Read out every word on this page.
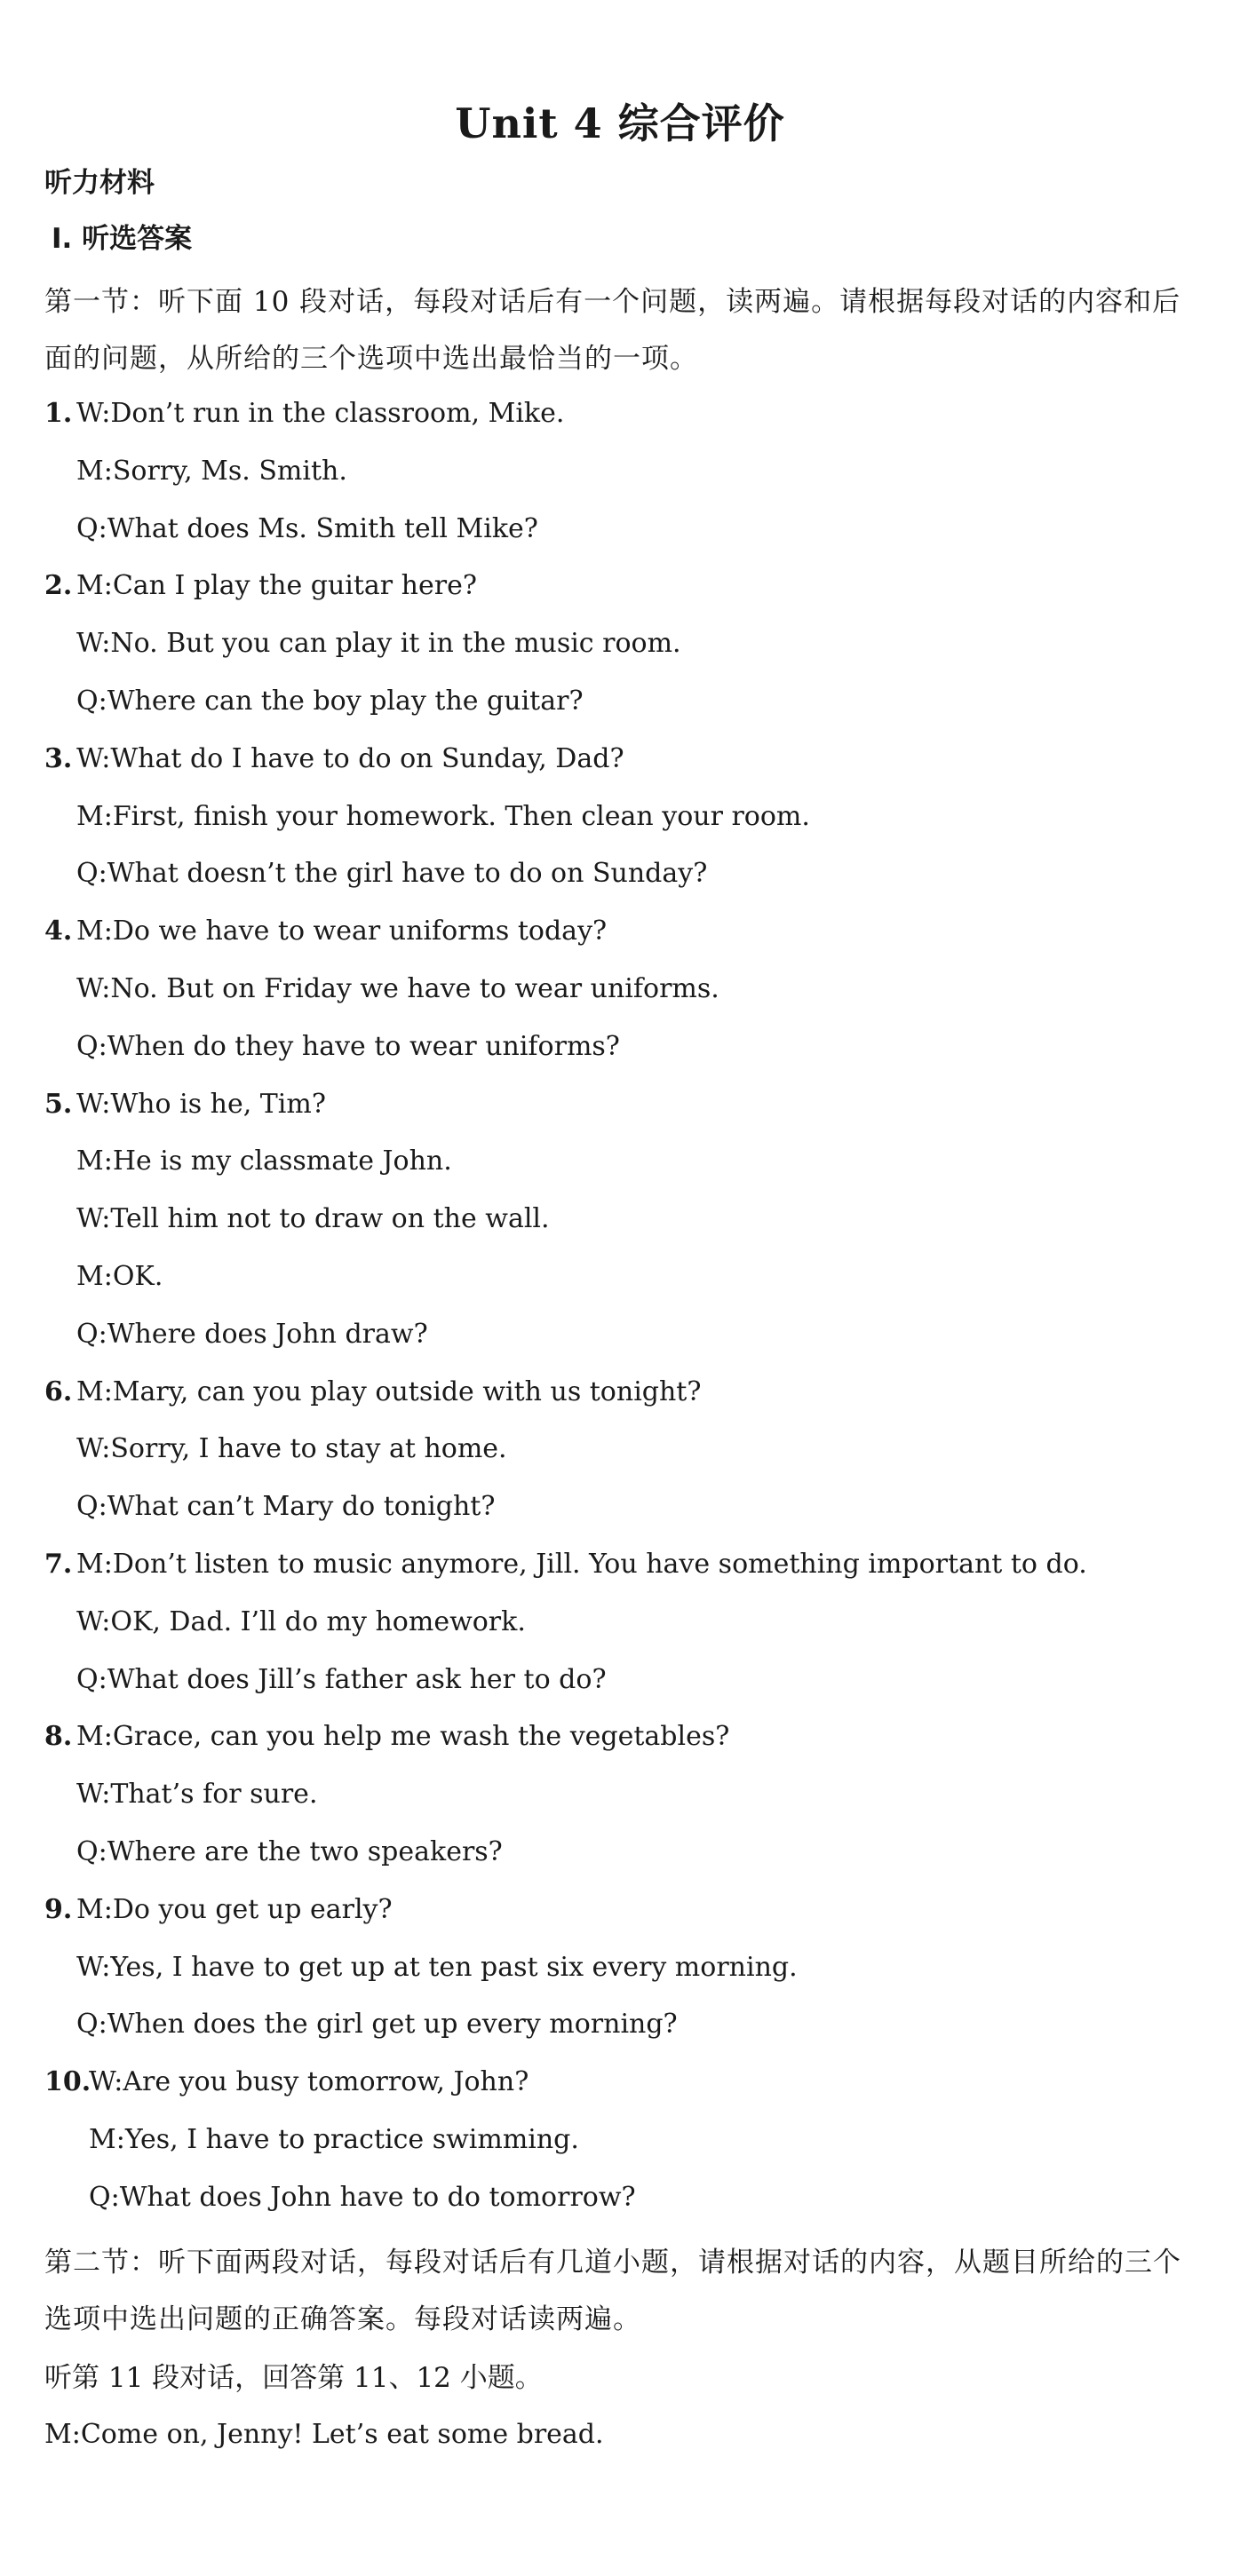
Unit 4 综合评价
听力材料
Ⅰ. 听选答案
第一节：听下面 10 段对话，每段对话后有一个问题，读两遍。请根据每段对话的内容和后面的问题，从所给的三个选项中选出最恰当的一项。
1. W:Don’t run in the classroom, Mike.
M:Sorry, Ms. Smith.
Q:What does Ms. Smith tell Mike?
2. M:Can I play the guitar here?
W:No. But you can play it in the music room.
Q:Where can the boy play the guitar?
3. W:What do I have to do on Sunday, Dad?
M:First, finish your homework. Then clean your room.
Q:What doesn’t the girl have to do on Sunday?
4. M:Do we have to wear uniforms today?
W:No. But on Friday we have to wear uniforms.
Q:When do they have to wear uniforms?
5. W:Who is he, Tim?
M:He is my classmate John.
W:Tell him not to draw on the wall.
M:OK.
Q:Where does John draw?
6. M:Mary, can you play outside with us tonight?
W:Sorry, I have to stay at home.
Q:What can’t Mary do tonight?
7. M:Don’t listen to music anymore, Jill. You have something important to do.
W:OK, Dad. I’ll do my homework.
Q:What does Jill’s father ask her to do?
8. M:Grace, can you help me wash the vegetables?
W:That’s for sure.
Q:Where are the two speakers?
9. M:Do you get up early?
W:Yes, I have to get up at ten past six every morning.
Q:When does the girl get up every morning?
10.W:Are you busy tomorrow, John?
M:Yes, I have to practice swimming.
Q:What does John have to do tomorrow?
第二节：听下面两段对话，每段对话后有几道小题，请根据对话的内容，从题目所给的三个选项中选出问题的正确答案。每段对话读两遍。
听第 11 段对话，回答第 11、12 小题。
M:Come on, Jenny! Let’s eat some bread.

→ What this task involves
Reproduce the entries exactly. Do not carry over any picture.

→ Result of this task
Read out every word on this page.
Unit 4 综合评价
听力材料
Ⅰ. 听选答案
第一节：听下面 10 段对话，每段对话后有一个问题，读两遍。请根据每段对话的内容和后面的问题，从所给的三个选项中选出最恰当的一项。
1. W:Don’t run in the classroom, Mike.
M:Sorry, Ms. Smith.
Q:What does Ms. Smith tell Mike?
2. M:Can I play the guitar here?
W:No. But you can play it in the music room.
Q:Where can the boy play the guitar?
3. W:What do I have to do on Sunday, Dad?
M:First, finish your homework. Then clean your room.
Q:What doesn’t the girl have to do on Sunday?
4. M:Do we have to wear uniforms today?
W:No. But on Friday we have to wear uniforms.
Q:When do they have to wear uniforms?
5. W:Who is he, Tim?
M:He is my classmate John.
W:Tell him not to draw on the wall.
M:OK.
Q:Where does John draw?
6. M:Mary, can you play outside with us tonight?
W:Sorry, I have to stay at home.
Q:What can’t Mary do tonight?
7. M:Don’t listen to music anymore, Jill. You have something important to do.
W:OK, Dad. I’ll do my homework.
Q:What does Jill’s father ask her to do?
8. M:Grace, can you help me wash the vegetables?
W:That’s for sure.
Q:Where are the two speakers?
9. M:Do you get up early?
W:Yes, I have to get up at ten past six every morning.
Q:When does the girl get up every morning?
10.W:Are you busy tomorrow, John?
M:Yes, I have to practice swimming.
Q:What does John have to do tomorrow?
第二节：听下面两段对话，每段对话后有几道小题，请根据对话的内容，从题目所给的三个选项中选出问题的正确答案。每段对话读两遍。
听第 11 段对话，回答第 11、12 小题。
M:Come on, Jenny! Let’s eat some bread.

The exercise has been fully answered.